== Work to complete ==
Do not include the pictures; repeat the rest of the data exactly.

== Data tied to figure images ==
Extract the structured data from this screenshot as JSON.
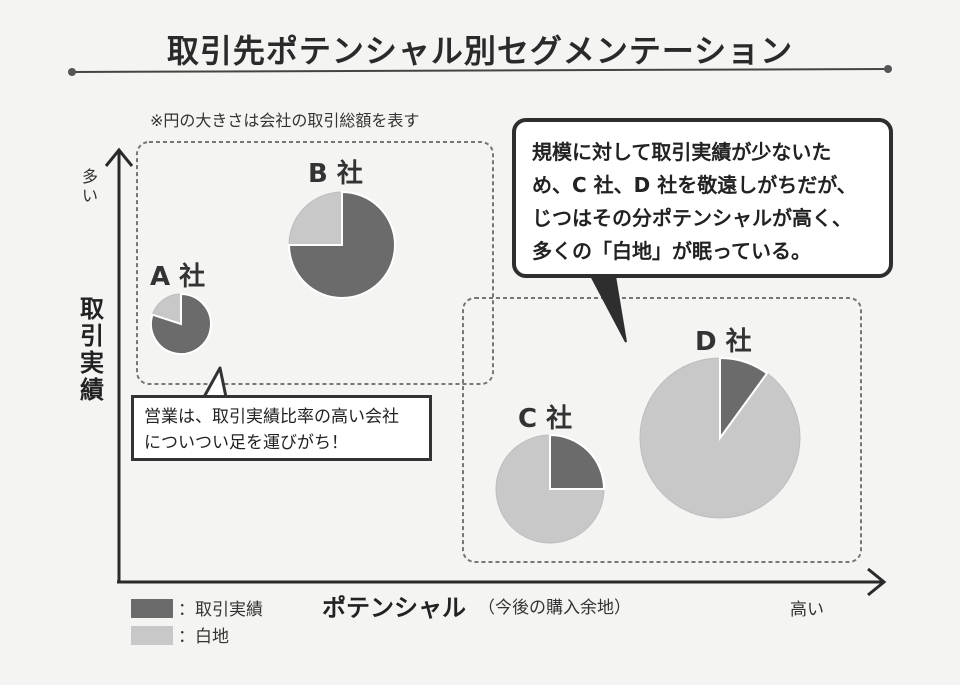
{
  "title": "取引先ポテンシャル別セグメンテーション",
  "note": "※円の大きさは会社の取引総額を表す",
  "y_axis": {
    "label": "取引実績",
    "high": "多い"
  },
  "x_axis": {
    "label": "ポテンシャル",
    "sublabel": "（今後の購入余地）",
    "high": "高い"
  },
  "companies": [
    {
      "label": "A 社",
      "share_actual": 0.8
    },
    {
      "label": "B 社",
      "share_actual": 0.75
    },
    {
      "label": "C 社",
      "share_actual": 0.25
    },
    {
      "label": "D 社",
      "share_actual": 0.1
    }
  ],
  "callout_left": [
    "営業は、取引実績比率の高い会社",
    "についつい足を運びがち！"
  ],
  "callout_right": [
    "規模に対して取引実績が少ないた",
    "め、C 社、D 社を敬遠しがちだが、",
    "じつはその分ポテンシャルが高く、",
    "多くの「白地」が眠っている。"
  ],
  "legend": [
    {
      "label": "：取引実績",
      "color": "#6b6b6b"
    },
    {
      "label": "：白地",
      "color": "#c8c8c8"
    }
  ],
  "colors": {
    "actual": "#6b6b6b",
    "whitespace": "#c8c8c8",
    "line": "#333333"
  }
}
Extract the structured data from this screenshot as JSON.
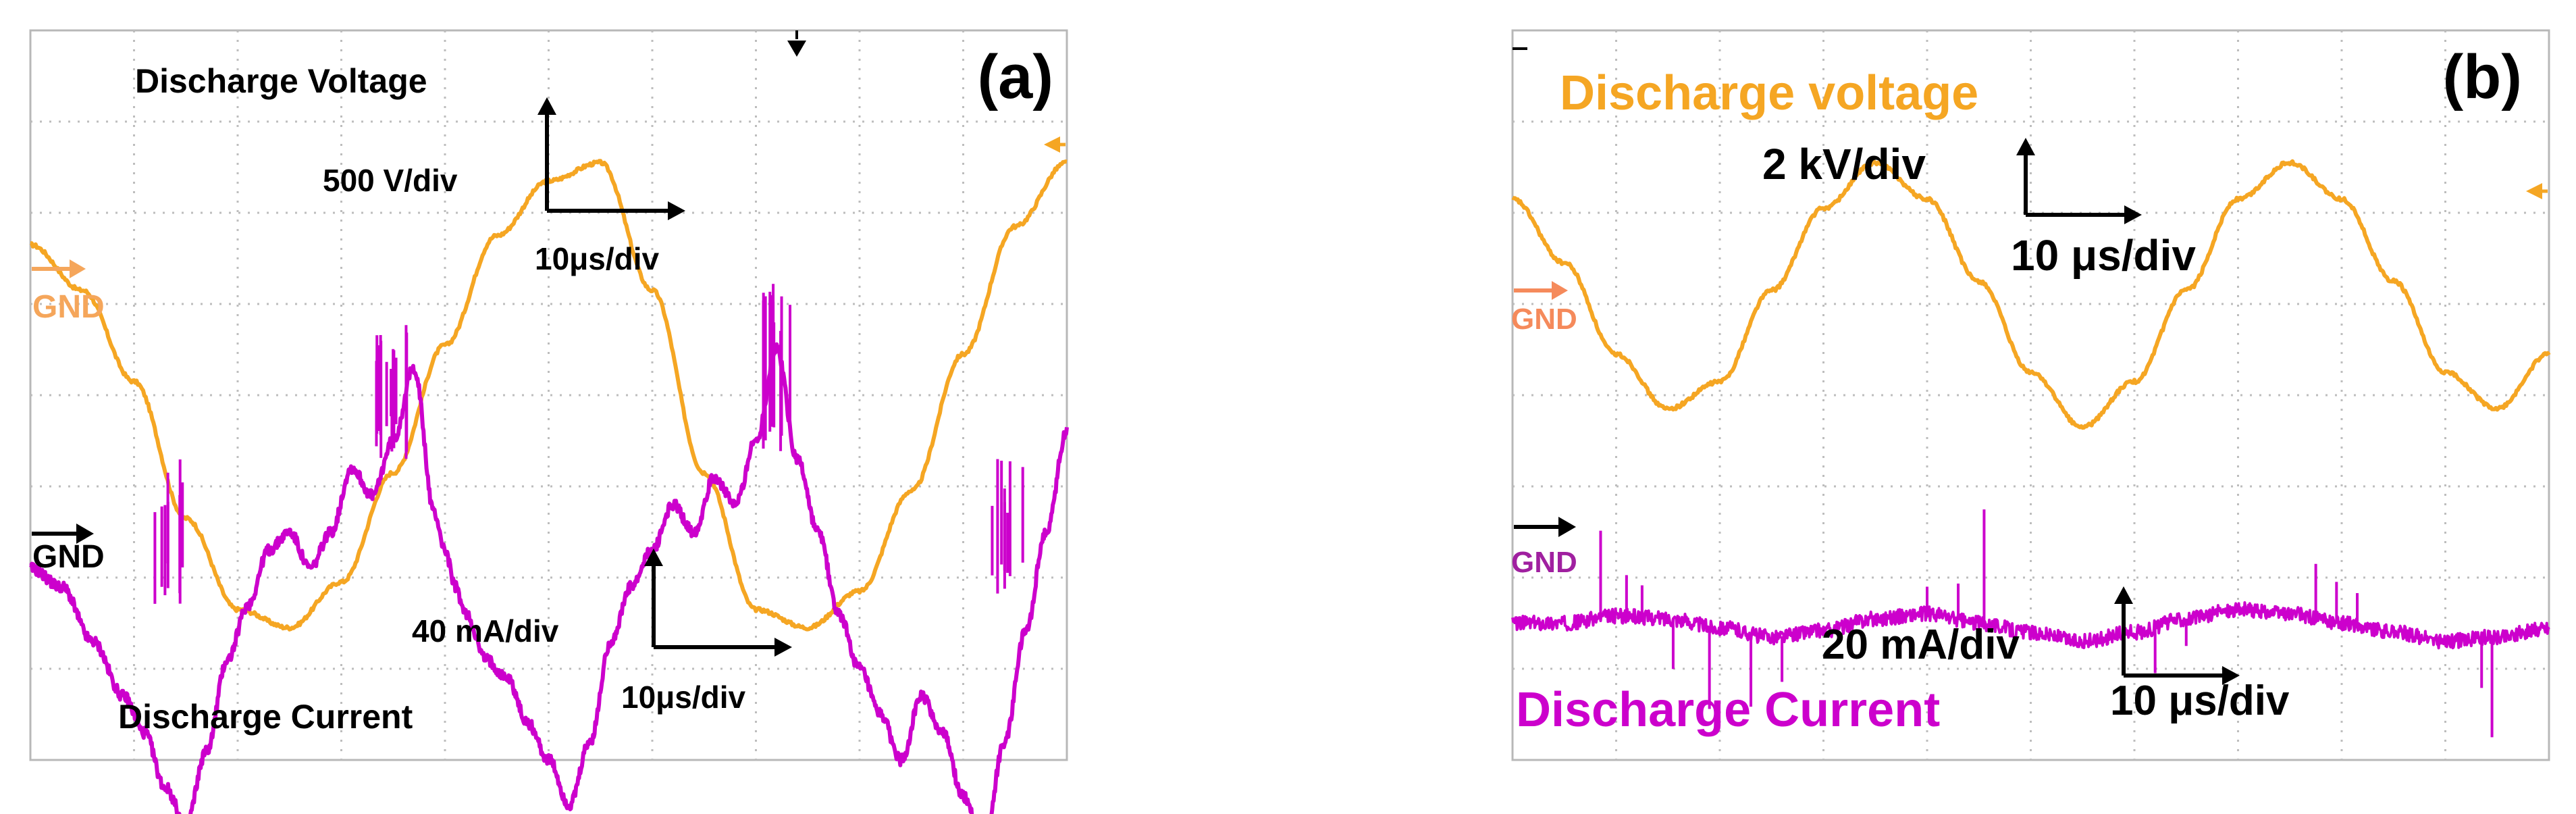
{
  "colors": {
    "voltage": "#F5A623",
    "current": "#CC00CC",
    "grid": "#BDBDBD",
    "frame": "#B8B8B8",
    "text": "#000000",
    "gnd_voltage": "#F5A65B",
    "gnd_current": "#A020A0",
    "gnd_voltage_b": "#F58A5B"
  },
  "chart_data": [
    {
      "type": "line",
      "panel_label": "(a)",
      "x_divisions": 10,
      "y_divisions": 8,
      "grid": true,
      "labels": {
        "voltage_title": "Discharge Voltage",
        "voltage_scale": "500 V/div",
        "voltage_time": "10μs/div",
        "current_title": "Discharge Current",
        "current_scale": "40 mA/div",
        "current_time": "10μs/div",
        "gnd_voltage": "GND",
        "gnd_current": "GND"
      },
      "series": [
        {
          "name": "Discharge Voltage",
          "x": [
            0,
            0.5,
            1,
            1.5,
            2,
            2.5,
            3,
            3.5,
            4,
            4.5,
            5,
            5.5,
            6,
            6.5,
            7,
            7.5,
            8,
            8.5,
            9,
            9.5,
            10
          ],
          "y": [
            5.3,
            4.8,
            3.8,
            2.3,
            1.3,
            1.1,
            1.6,
            2.8,
            4.2,
            5.4,
            6.0,
            6.2,
            4.8,
            2.8,
            1.3,
            1.1,
            1.5,
            2.6,
            4.1,
            5.5,
            6.2
          ],
          "ref_div": 3.4
        },
        {
          "name": "Discharge Current",
          "x": [
            0,
            0.3,
            0.6,
            0.9,
            1.1,
            1.3,
            1.5,
            1.7,
            1.9,
            2.1,
            2.3,
            2.5,
            2.7,
            2.9,
            3.1,
            3.3,
            3.5,
            3.7,
            3.9,
            4.0,
            4.1,
            4.2,
            4.4,
            4.6,
            4.8,
            5.0,
            5.2,
            5.4,
            5.6,
            5.8,
            6.0,
            6.2,
            6.4,
            6.6,
            6.8,
            7.0,
            7.2,
            7.4,
            7.6,
            7.8,
            8.0,
            8.2,
            8.4,
            8.6,
            8.8,
            9.0,
            9.2,
            9.4,
            9.6,
            9.8,
            10
          ],
          "y": [
            0.2,
            0.0,
            -0.6,
            -1.2,
            -1.6,
            -2.2,
            -2.6,
            -1.8,
            -0.8,
            -0.2,
            0.4,
            0.6,
            0.2,
            0.6,
            1.3,
            1.0,
            1.6,
            2.4,
            0.8,
            0.4,
            0.0,
            -0.3,
            -0.8,
            -1.0,
            -1.5,
            -1.9,
            -2.4,
            -1.7,
            -0.6,
            0.0,
            0.4,
            0.9,
            0.6,
            1.2,
            0.9,
            1.6,
            2.6,
            1.4,
            0.6,
            -0.3,
            -0.9,
            -1.4,
            -1.9,
            -1.2,
            -1.6,
            -2.3,
            -2.8,
            -1.7,
            -0.5,
            0.6,
            1.7
          ],
          "ref_div": 0.0
        }
      ]
    },
    {
      "type": "line",
      "panel_label": "(b)",
      "x_divisions": 10,
      "y_divisions": 8,
      "grid": true,
      "labels": {
        "voltage_title": "Discharge voltage",
        "voltage_scale": "2 kV/div",
        "voltage_time": "10 μs/div",
        "current_title": "Discharge Current",
        "current_scale": "20 mA/div",
        "current_time": "10 μs/div",
        "gnd_voltage": "GND",
        "gnd_current": "GND"
      },
      "series": [
        {
          "name": "Discharge voltage",
          "x": [
            0,
            0.5,
            1,
            1.5,
            2,
            2.5,
            3,
            3.5,
            4,
            4.5,
            5,
            5.5,
            6,
            6.5,
            7,
            7.5,
            8,
            8.5,
            9,
            9.5,
            10
          ],
          "y": [
            2.6,
            1.9,
            0.9,
            0.3,
            0.6,
            1.6,
            2.5,
            3.0,
            2.6,
            1.7,
            0.7,
            0.1,
            0.6,
            1.6,
            2.6,
            3.0,
            2.6,
            1.7,
            0.7,
            0.3,
            0.9
          ],
          "ref_div": 1.6
        },
        {
          "name": "Discharge Current",
          "x": [
            0,
            0.5,
            1,
            1.5,
            2,
            2.5,
            3,
            3.5,
            4,
            4.5,
            5,
            5.5,
            6,
            6.5,
            7,
            7.5,
            8,
            8.5,
            9,
            9.5,
            10
          ],
          "y": [
            0.0,
            0.0,
            0.08,
            0.05,
            -0.05,
            -0.15,
            -0.08,
            0.05,
            0.1,
            0.0,
            -0.1,
            -0.2,
            -0.1,
            0.05,
            0.15,
            0.1,
            0.0,
            -0.1,
            -0.2,
            -0.15,
            -0.05
          ],
          "ref_div": 0.0,
          "spikes": [
            {
              "x": 0.85,
              "dy": 0.95
            },
            {
              "x": 1.1,
              "dy": 0.45
            },
            {
              "x": 1.25,
              "dy": 0.35
            },
            {
              "x": 1.55,
              "dy": -0.55
            },
            {
              "x": 1.9,
              "dy": -0.9
            },
            {
              "x": 2.3,
              "dy": -0.8
            },
            {
              "x": 2.6,
              "dy": -0.5
            },
            {
              "x": 4.0,
              "dy": 0.3
            },
            {
              "x": 4.3,
              "dy": 0.4
            },
            {
              "x": 4.55,
              "dy": 1.25
            },
            {
              "x": 5.9,
              "dy": -0.4
            },
            {
              "x": 6.2,
              "dy": -0.5
            },
            {
              "x": 6.5,
              "dy": -0.3
            },
            {
              "x": 7.75,
              "dy": 0.6
            },
            {
              "x": 7.95,
              "dy": 0.45
            },
            {
              "x": 8.15,
              "dy": 0.35
            },
            {
              "x": 9.35,
              "dy": -0.55
            },
            {
              "x": 9.45,
              "dy": -1.1
            }
          ]
        }
      ]
    }
  ]
}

== Task solution ==
Extract the structured data from this screenshot as JSON.
{
  "title": "取引先ポテンシャル別セグメンテーション",
  "note": "※円の大きさは会社の取引総額を表す",
  "y_axis": {
    "label": "取引実績",
    "high": "多い"
  },
  "x_axis": {
    "label": "ポテンシャル",
    "sublabel": "（今後の購入余地）",
    "high": "高い"
  },
  "companies": [
    {
      "label": "A 社",
      "share_actual": 0.8
    },
    {
      "label": "B 社",
      "share_actual": 0.75
    },
    {
      "label": "C 社",
      "share_actual": 0.25
    },
    {
      "label": "D 社",
      "share_actual": 0.1
    }
  ],
  "callout_left": [
    "営業は、取引実績比率の高い会社",
    "についつい足を運びがち！"
  ],
  "callout_right": [
    "規模に対して取引実績が少ないた",
    "め、C 社、D 社を敬遠しがちだが、",
    "じつはその分ポテンシャルが高く、",
    "多くの「白地」が眠っている。"
  ],
  "legend": [
    {
      "label": "：取引実績",
      "color": "#6b6b6b"
    },
    {
      "label": "：白地",
      "color": "#c8c8c8"
    }
  ],
  "colors": {
    "actual": "#6b6b6b",
    "whitespace": "#c8c8c8",
    "line": "#333333"
  }
}
Extract the structured data from this screenshot as JSON.
{
  "colors": {
    "voltage": "#F5A623",
    "current": "#CC00CC",
    "grid": "#BDBDBD",
    "frame": "#B8B8B8",
    "text": "#000000",
    "gnd_voltage": "#F5A65B",
    "gnd_current": "#A020A0",
    "gnd_voltage_b": "#F58A5B"
  },
  "chart_data": [
    {
      "type": "line",
      "panel_label": "(a)",
      "x_divisions": 10,
      "y_divisions": 8,
      "grid": true,
      "labels": {
        "voltage_title": "Discharge Voltage",
        "voltage_scale": "500 V/div",
        "voltage_time": "10μs/div",
        "current_title": "Discharge Current",
        "current_scale": "40 mA/div",
        "current_time": "10μs/div",
        "gnd_voltage": "GND",
        "gnd_current": "GND"
      },
      "series": [
        {
          "name": "Discharge Voltage",
          "x": [
            0,
            0.5,
            1,
            1.5,
            2,
            2.5,
            3,
            3.5,
            4,
            4.5,
            5,
            5.5,
            6,
            6.5,
            7,
            7.5,
            8,
            8.5,
            9,
            9.5,
            10
          ],
          "y": [
            5.3,
            4.8,
            3.8,
            2.3,
            1.3,
            1.1,
            1.6,
            2.8,
            4.2,
            5.4,
            6.0,
            6.2,
            4.8,
            2.8,
            1.3,
            1.1,
            1.5,
            2.6,
            4.1,
            5.5,
            6.2
          ],
          "ref_div": 3.4
        },
        {
          "name": "Discharge Current",
          "x": [
            0,
            0.3,
            0.6,
            0.9,
            1.1,
            1.3,
            1.5,
            1.7,
            1.9,
            2.1,
            2.3,
            2.5,
            2.7,
            2.9,
            3.1,
            3.3,
            3.5,
            3.7,
            3.9,
            4.0,
            4.1,
            4.2,
            4.4,
            4.6,
            4.8,
            5.0,
            5.2,
            5.4,
            5.6,
            5.8,
            6.0,
            6.2,
            6.4,
            6.6,
            6.8,
            7.0,
            7.2,
            7.4,
            7.6,
            7.8,
            8.0,
            8.2,
            8.4,
            8.6,
            8.8,
            9.0,
            9.2,
            9.4,
            9.6,
            9.8,
            10
          ],
          "y": [
            0.2,
            0.0,
            -0.6,
            -1.2,
            -1.6,
            -2.2,
            -2.6,
            -1.8,
            -0.8,
            -0.2,
            0.4,
            0.6,
            0.2,
            0.6,
            1.3,
            1.0,
            1.6,
            2.4,
            0.8,
            0.4,
            0.0,
            -0.3,
            -0.8,
            -1.0,
            -1.5,
            -1.9,
            -2.4,
            -1.7,
            -0.6,
            0.0,
            0.4,
            0.9,
            0.6,
            1.2,
            0.9,
            1.6,
            2.6,
            1.4,
            0.6,
            -0.3,
            -0.9,
            -1.4,
            -1.9,
            -1.2,
            -1.6,
            -2.3,
            -2.8,
            -1.7,
            -0.5,
            0.6,
            1.7
          ],
          "ref_div": 0.0
        }
      ]
    },
    {
      "type": "line",
      "panel_label": "(b)",
      "x_divisions": 10,
      "y_divisions": 8,
      "grid": true,
      "labels": {
        "voltage_title": "Discharge voltage",
        "voltage_scale": "2 kV/div",
        "voltage_time": "10 μs/div",
        "current_title": "Discharge Current",
        "current_scale": "20 mA/div",
        "current_time": "10 μs/div",
        "gnd_voltage": "GND",
        "gnd_current": "GND"
      },
      "series": [
        {
          "name": "Discharge voltage",
          "x": [
            0,
            0.5,
            1,
            1.5,
            2,
            2.5,
            3,
            3.5,
            4,
            4.5,
            5,
            5.5,
            6,
            6.5,
            7,
            7.5,
            8,
            8.5,
            9,
            9.5,
            10
          ],
          "y": [
            2.6,
            1.9,
            0.9,
            0.3,
            0.6,
            1.6,
            2.5,
            3.0,
            2.6,
            1.7,
            0.7,
            0.1,
            0.6,
            1.6,
            2.6,
            3.0,
            2.6,
            1.7,
            0.7,
            0.3,
            0.9
          ],
          "ref_div": 1.6
        },
        {
          "name": "Discharge Current",
          "x": [
            0,
            0.5,
            1,
            1.5,
            2,
            2.5,
            3,
            3.5,
            4,
            4.5,
            5,
            5.5,
            6,
            6.5,
            7,
            7.5,
            8,
            8.5,
            9,
            9.5,
            10
          ],
          "y": [
            0.0,
            0.0,
            0.08,
            0.05,
            -0.05,
            -0.15,
            -0.08,
            0.05,
            0.1,
            0.0,
            -0.1,
            -0.2,
            -0.1,
            0.05,
            0.15,
            0.1,
            0.0,
            -0.1,
            -0.2,
            -0.15,
            -0.05
          ],
          "ref_div": 0.0,
          "spikes": [
            {
              "x": 0.85,
              "dy": 0.95
            },
            {
              "x": 1.1,
              "dy": 0.45
            },
            {
              "x": 1.25,
              "dy": 0.35
            },
            {
              "x": 1.55,
              "dy": -0.55
            },
            {
              "x": 1.9,
              "dy": -0.9
            },
            {
              "x": 2.3,
              "dy": -0.8
            },
            {
              "x": 2.6,
              "dy": -0.5
            },
            {
              "x": 4.0,
              "dy": 0.3
            },
            {
              "x": 4.3,
              "dy": 0.4
            },
            {
              "x": 4.55,
              "dy": 1.25
            },
            {
              "x": 5.9,
              "dy": -0.4
            },
            {
              "x": 6.2,
              "dy": -0.5
            },
            {
              "x": 6.5,
              "dy": -0.3
            },
            {
              "x": 7.75,
              "dy": 0.6
            },
            {
              "x": 7.95,
              "dy": 0.45
            },
            {
              "x": 8.15,
              "dy": 0.35
            },
            {
              "x": 9.35,
              "dy": -0.55
            },
            {
              "x": 9.45,
              "dy": -1.1
            }
          ]
        }
      ]
    }
  ]
}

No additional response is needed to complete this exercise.